◆ **DATA TO USE**:
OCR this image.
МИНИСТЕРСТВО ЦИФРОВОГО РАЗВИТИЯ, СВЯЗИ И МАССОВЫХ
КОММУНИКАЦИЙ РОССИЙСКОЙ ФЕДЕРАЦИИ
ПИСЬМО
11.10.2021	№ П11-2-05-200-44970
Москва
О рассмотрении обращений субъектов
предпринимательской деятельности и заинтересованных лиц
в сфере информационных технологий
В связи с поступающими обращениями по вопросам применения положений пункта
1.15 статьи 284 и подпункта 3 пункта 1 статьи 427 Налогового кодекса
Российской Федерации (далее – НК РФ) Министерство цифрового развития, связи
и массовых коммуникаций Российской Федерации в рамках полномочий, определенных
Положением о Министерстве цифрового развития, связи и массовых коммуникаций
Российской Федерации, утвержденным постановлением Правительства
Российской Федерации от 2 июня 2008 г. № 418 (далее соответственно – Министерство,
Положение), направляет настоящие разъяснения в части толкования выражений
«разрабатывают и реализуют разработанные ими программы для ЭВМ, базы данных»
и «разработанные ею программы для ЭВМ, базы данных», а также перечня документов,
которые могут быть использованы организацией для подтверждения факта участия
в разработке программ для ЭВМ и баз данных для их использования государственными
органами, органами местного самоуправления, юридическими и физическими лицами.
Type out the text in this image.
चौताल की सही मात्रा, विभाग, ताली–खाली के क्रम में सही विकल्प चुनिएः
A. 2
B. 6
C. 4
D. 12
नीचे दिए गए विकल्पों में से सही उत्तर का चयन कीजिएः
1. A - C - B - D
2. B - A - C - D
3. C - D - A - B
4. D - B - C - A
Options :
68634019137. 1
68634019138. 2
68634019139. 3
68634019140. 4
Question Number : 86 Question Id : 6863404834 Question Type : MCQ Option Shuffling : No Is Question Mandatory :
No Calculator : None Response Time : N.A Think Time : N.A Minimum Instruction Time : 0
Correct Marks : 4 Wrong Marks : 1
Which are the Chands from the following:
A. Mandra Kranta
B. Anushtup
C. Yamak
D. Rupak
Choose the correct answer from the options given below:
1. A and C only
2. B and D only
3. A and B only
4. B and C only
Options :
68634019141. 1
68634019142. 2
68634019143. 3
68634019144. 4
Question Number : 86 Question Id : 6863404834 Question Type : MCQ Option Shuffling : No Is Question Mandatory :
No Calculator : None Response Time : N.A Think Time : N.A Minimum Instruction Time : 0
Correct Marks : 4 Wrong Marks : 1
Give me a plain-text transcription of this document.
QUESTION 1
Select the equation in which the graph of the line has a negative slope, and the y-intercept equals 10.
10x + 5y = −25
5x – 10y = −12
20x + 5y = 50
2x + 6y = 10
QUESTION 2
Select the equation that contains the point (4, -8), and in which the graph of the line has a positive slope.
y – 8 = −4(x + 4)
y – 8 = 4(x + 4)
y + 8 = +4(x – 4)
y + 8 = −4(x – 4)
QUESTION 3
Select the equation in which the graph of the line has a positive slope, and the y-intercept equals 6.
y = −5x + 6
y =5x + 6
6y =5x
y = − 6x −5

◆ **YOUR INSTRUCTIONS**: Every entry above should be retyped exactly as shown.

◆ **COMPLETE OUTPUT**:
OCR this image.
МИНИСТЕРСТВО ЦИФРОВОГО РАЗВИТИЯ, СВЯЗИ И МАССОВЫХ
КОММУНИКАЦИЙ РОССИЙСКОЙ ФЕДЕРАЦИИ
ПИСЬМО
11.10.2021	№ П11-2-05-200-44970
Москва
О рассмотрении обращений субъектов
предпринимательской деятельности и заинтересованных лиц
в сфере информационных технологий
В связи с поступающими обращениями по вопросам применения положений пункта
1.15 статьи 284 и подпункта 3 пункта 1 статьи 427 Налогового кодекса
Российской Федерации (далее – НК РФ) Министерство цифрового развития, связи
и массовых коммуникаций Российской Федерации в рамках полномочий, определенных
Положением о Министерстве цифрового развития, связи и массовых коммуникаций
Российской Федерации, утвержденным постановлением Правительства
Российской Федерации от 2 июня 2008 г. № 418 (далее соответственно – Министерство,
Положение), направляет настоящие разъяснения в части толкования выражений
«разрабатывают и реализуют разработанные ими программы для ЭВМ, базы данных»
и «разработанные ею программы для ЭВМ, базы данных», а также перечня документов,
которые могут быть использованы организацией для подтверждения факта участия
в разработке программ для ЭВМ и баз данных для их использования государственными
органами, органами местного самоуправления, юридическими и физическими лицами.
Type out the text in this image.
चौताल की सही मात्रा, विभाग, ताली–खाली के क्रम में सही विकल्प चुनिएः
A. 2
B. 6
C. 4
D. 12
नीचे दिए गए विकल्पों में से सही उत्तर का चयन कीजिएः
1. A - C - B - D
2. B - A - C - D
3. C - D - A - B
4. D - B - C - A
Options :
68634019137. 1
68634019138. 2
68634019139. 3
68634019140. 4
Question Number : 86 Question Id : 6863404834 Question Type : MCQ Option Shuffling : No Is Question Mandatory :
No Calculator : None Response Time : N.A Think Time : N.A Minimum Instruction Time : 0
Correct Marks : 4 Wrong Marks : 1
Which are the Chands from the following:
A. Mandra Kranta
B. Anushtup
C. Yamak
D. Rupak
Choose the correct answer from the options given below:
1. A and C only
2. B and D only
3. A and B only
4. B and C only
Options :
68634019141. 1
68634019142. 2
68634019143. 3
68634019144. 4
Question Number : 86 Question Id : 6863404834 Question Type : MCQ Option Shuffling : No Is Question Mandatory :
No Calculator : None Response Time : N.A Think Time : N.A Minimum Instruction Time : 0
Correct Marks : 4 Wrong Marks : 1
Give me a plain-text transcription of this document.
QUESTION 1
Select the equation in which the graph of the line has a negative slope, and the y-intercept equals 10.
10x + 5y = −25
5x – 10y = −12
20x + 5y = 50
2x + 6y = 10
QUESTION 2
Select the equation that contains the point (4, -8), and in which the graph of the line has a positive slope.
y – 8 = −4(x + 4)
y – 8 = 4(x + 4)
y + 8 = +4(x – 4)
y + 8 = −4(x – 4)
QUESTION 3
Select the equation in which the graph of the line has a positive slope, and the y-intercept equals 6.
y = −5x + 6
y =5x + 6
6y =5x
y = − 6x −5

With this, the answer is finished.